Exercise requirements | Quote the data below in full, minus the images.
======== Data entries
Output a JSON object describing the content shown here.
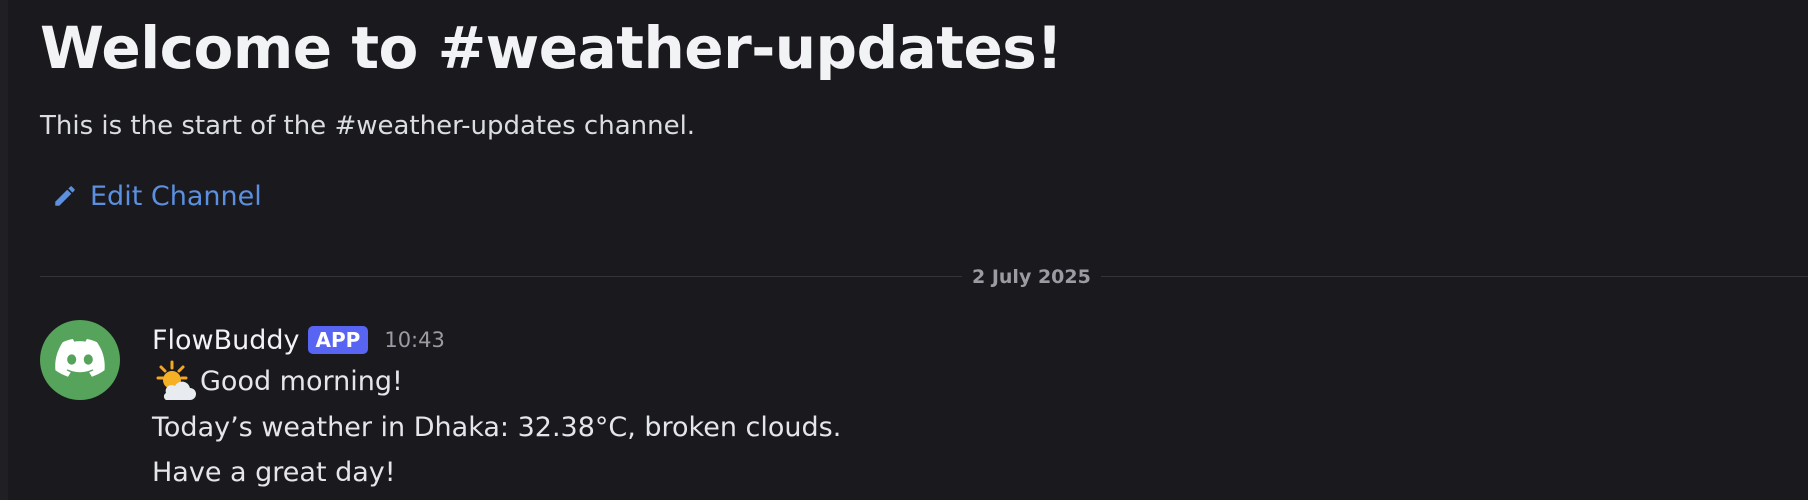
{
  "channel": {
    "welcome_title": "Welcome to #weather-updates!",
    "welcome_subtitle": "This is the start of the #weather-updates channel.",
    "edit_channel_label": "Edit Channel"
  },
  "divider": {
    "date": "2 July 2025"
  },
  "message": {
    "author": "FlowBuddy",
    "badge": "APP",
    "time": "10:43",
    "emoji": "sun-behind-cloud-icon",
    "lines": [
      "Good morning!",
      "Today’s weather in Dhaka: 32.38°C, broken clouds.",
      "Have a great day!"
    ]
  },
  "colors": {
    "background": "#1a1a1e",
    "link": "#5b8fe0",
    "badge": "#5865f2",
    "avatar": "#56a35b"
  }
}
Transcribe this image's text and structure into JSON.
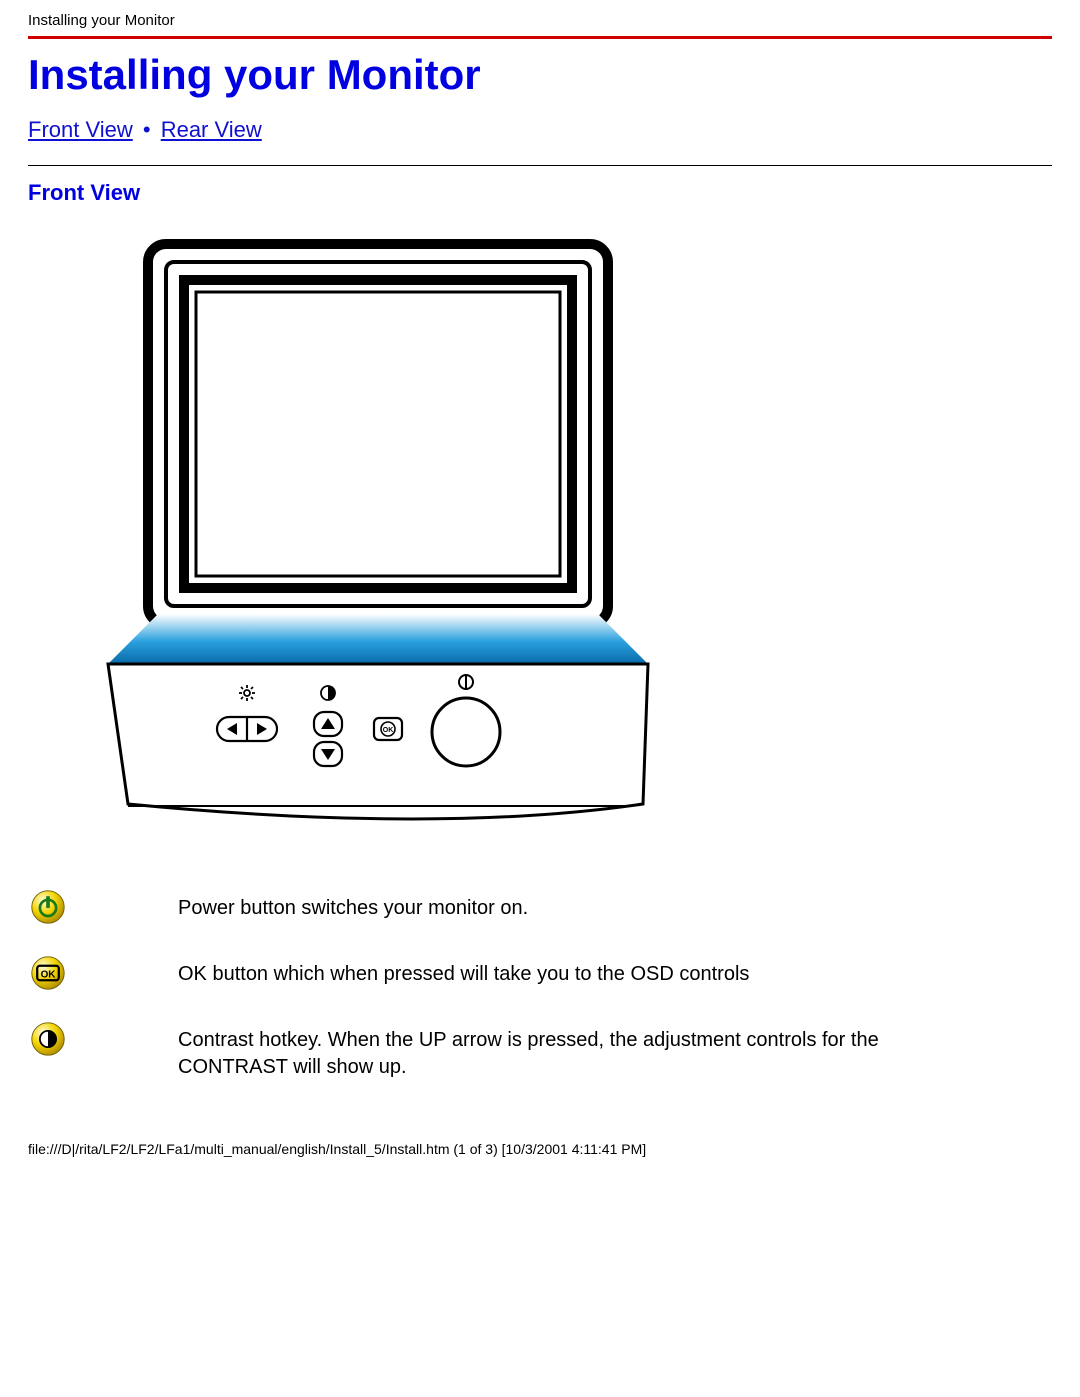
================
Written response |
Output a JSON object describing the content shown here.
{
  "channel": {
    "welcome_title": "Welcome to #weather-updates!",
    "welcome_subtitle": "This is the start of the #weather-updates channel.",
    "edit_channel_label": "Edit Channel"
  },
  "divider": {
    "date": "2 July 2025"
  },
  "message": {
    "author": "FlowBuddy",
    "badge": "APP",
    "time": "10:43",
    "emoji": "sun-behind-cloud-icon",
    "lines": [
      "Good morning!",
      "Today’s weather in Dhaka: 32.38°C, broken clouds.",
      "Have a great day!"
    ]
  },
  "colors": {
    "background": "#1a1a1e",
    "link": "#5b8fe0",
    "badge": "#5865f2",
    "avatar": "#56a35b"
  }
}
Transcribe this image's text and structure into JSON.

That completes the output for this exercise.